> YOUR INSTRUCTIONS: Can the data below be set down again exactly, line for line?

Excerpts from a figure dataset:
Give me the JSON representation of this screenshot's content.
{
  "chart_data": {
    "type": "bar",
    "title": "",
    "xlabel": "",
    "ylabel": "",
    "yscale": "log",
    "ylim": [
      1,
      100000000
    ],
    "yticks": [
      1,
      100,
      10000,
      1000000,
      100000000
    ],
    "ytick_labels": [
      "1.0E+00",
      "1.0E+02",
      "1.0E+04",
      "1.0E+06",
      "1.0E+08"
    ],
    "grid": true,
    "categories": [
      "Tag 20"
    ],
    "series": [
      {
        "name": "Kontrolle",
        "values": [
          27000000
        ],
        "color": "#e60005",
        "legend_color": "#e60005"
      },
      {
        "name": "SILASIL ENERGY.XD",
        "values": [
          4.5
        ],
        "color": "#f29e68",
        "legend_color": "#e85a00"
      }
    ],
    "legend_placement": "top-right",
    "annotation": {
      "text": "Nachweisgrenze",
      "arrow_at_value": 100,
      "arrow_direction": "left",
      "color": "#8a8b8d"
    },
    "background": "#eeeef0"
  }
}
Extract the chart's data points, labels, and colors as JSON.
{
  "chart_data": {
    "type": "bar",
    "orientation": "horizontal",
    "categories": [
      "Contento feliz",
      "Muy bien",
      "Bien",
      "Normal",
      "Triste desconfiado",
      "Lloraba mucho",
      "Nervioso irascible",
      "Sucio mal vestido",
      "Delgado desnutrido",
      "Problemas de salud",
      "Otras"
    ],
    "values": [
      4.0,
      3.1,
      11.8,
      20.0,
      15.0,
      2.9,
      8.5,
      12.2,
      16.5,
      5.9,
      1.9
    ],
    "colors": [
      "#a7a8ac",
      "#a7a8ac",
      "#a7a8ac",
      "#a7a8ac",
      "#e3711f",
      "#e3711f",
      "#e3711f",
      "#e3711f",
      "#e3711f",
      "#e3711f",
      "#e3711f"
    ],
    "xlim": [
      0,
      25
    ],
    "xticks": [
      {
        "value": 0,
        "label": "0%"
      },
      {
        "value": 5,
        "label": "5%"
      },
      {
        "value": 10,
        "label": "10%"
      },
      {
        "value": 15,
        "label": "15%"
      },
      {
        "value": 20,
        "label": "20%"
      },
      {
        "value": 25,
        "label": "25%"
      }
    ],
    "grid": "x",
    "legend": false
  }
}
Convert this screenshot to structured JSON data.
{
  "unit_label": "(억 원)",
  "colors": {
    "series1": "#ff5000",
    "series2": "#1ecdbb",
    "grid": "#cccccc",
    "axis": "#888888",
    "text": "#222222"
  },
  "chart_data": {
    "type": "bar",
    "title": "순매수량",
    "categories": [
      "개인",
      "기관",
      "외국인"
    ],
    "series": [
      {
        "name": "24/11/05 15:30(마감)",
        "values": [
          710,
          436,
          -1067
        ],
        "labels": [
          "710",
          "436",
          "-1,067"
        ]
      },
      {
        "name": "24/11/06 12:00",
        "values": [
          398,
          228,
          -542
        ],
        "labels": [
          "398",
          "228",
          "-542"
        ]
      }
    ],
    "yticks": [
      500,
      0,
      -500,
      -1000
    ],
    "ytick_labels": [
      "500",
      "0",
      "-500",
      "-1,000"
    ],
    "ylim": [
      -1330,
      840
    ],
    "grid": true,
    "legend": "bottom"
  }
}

> FINISHED EXERCISE:
Give me the JSON representation of this screenshot's content.
{
  "chart_data": {
    "type": "bar",
    "title": "",
    "xlabel": "",
    "ylabel": "",
    "yscale": "log",
    "ylim": [
      1,
      100000000
    ],
    "yticks": [
      1,
      100,
      10000,
      1000000,
      100000000
    ],
    "ytick_labels": [
      "1.0E+00",
      "1.0E+02",
      "1.0E+04",
      "1.0E+06",
      "1.0E+08"
    ],
    "grid": true,
    "categories": [
      "Tag 20"
    ],
    "series": [
      {
        "name": "Kontrolle",
        "values": [
          27000000
        ],
        "color": "#e60005",
        "legend_color": "#e60005"
      },
      {
        "name": "SILASIL ENERGY.XD",
        "values": [
          4.5
        ],
        "color": "#f29e68",
        "legend_color": "#e85a00"
      }
    ],
    "legend_placement": "top-right",
    "annotation": {
      "text": "Nachweisgrenze",
      "arrow_at_value": 100,
      "arrow_direction": "left",
      "color": "#8a8b8d"
    },
    "background": "#eeeef0"
  }
}
Extract the chart's data points, labels, and colors as JSON.
{
  "chart_data": {
    "type": "bar",
    "orientation": "horizontal",
    "categories": [
      "Contento feliz",
      "Muy bien",
      "Bien",
      "Normal",
      "Triste desconfiado",
      "Lloraba mucho",
      "Nervioso irascible",
      "Sucio mal vestido",
      "Delgado desnutrido",
      "Problemas de salud",
      "Otras"
    ],
    "values": [
      4.0,
      3.1,
      11.8,
      20.0,
      15.0,
      2.9,
      8.5,
      12.2,
      16.5,
      5.9,
      1.9
    ],
    "colors": [
      "#a7a8ac",
      "#a7a8ac",
      "#a7a8ac",
      "#a7a8ac",
      "#e3711f",
      "#e3711f",
      "#e3711f",
      "#e3711f",
      "#e3711f",
      "#e3711f",
      "#e3711f"
    ],
    "xlim": [
      0,
      25
    ],
    "xticks": [
      {
        "value": 0,
        "label": "0%"
      },
      {
        "value": 5,
        "label": "5%"
      },
      {
        "value": 10,
        "label": "10%"
      },
      {
        "value": 15,
        "label": "15%"
      },
      {
        "value": 20,
        "label": "20%"
      },
      {
        "value": 25,
        "label": "25%"
      }
    ],
    "grid": "x",
    "legend": false
  }
}
Convert this screenshot to structured JSON data.
{
  "unit_label": "(억 원)",
  "colors": {
    "series1": "#ff5000",
    "series2": "#1ecdbb",
    "grid": "#cccccc",
    "axis": "#888888",
    "text": "#222222"
  },
  "chart_data": {
    "type": "bar",
    "title": "순매수량",
    "categories": [
      "개인",
      "기관",
      "외국인"
    ],
    "series": [
      {
        "name": "24/11/05 15:30(마감)",
        "values": [
          710,
          436,
          -1067
        ],
        "labels": [
          "710",
          "436",
          "-1,067"
        ]
      },
      {
        "name": "24/11/06 12:00",
        "values": [
          398,
          228,
          -542
        ],
        "labels": [
          "398",
          "228",
          "-542"
        ]
      }
    ],
    "yticks": [
      500,
      0,
      -500,
      -1000
    ],
    "ytick_labels": [
      "500",
      "0",
      "-500",
      "-1,000"
    ],
    "ylim": [
      -1330,
      840
    ],
    "grid": true,
    "legend": "bottom"
  }
}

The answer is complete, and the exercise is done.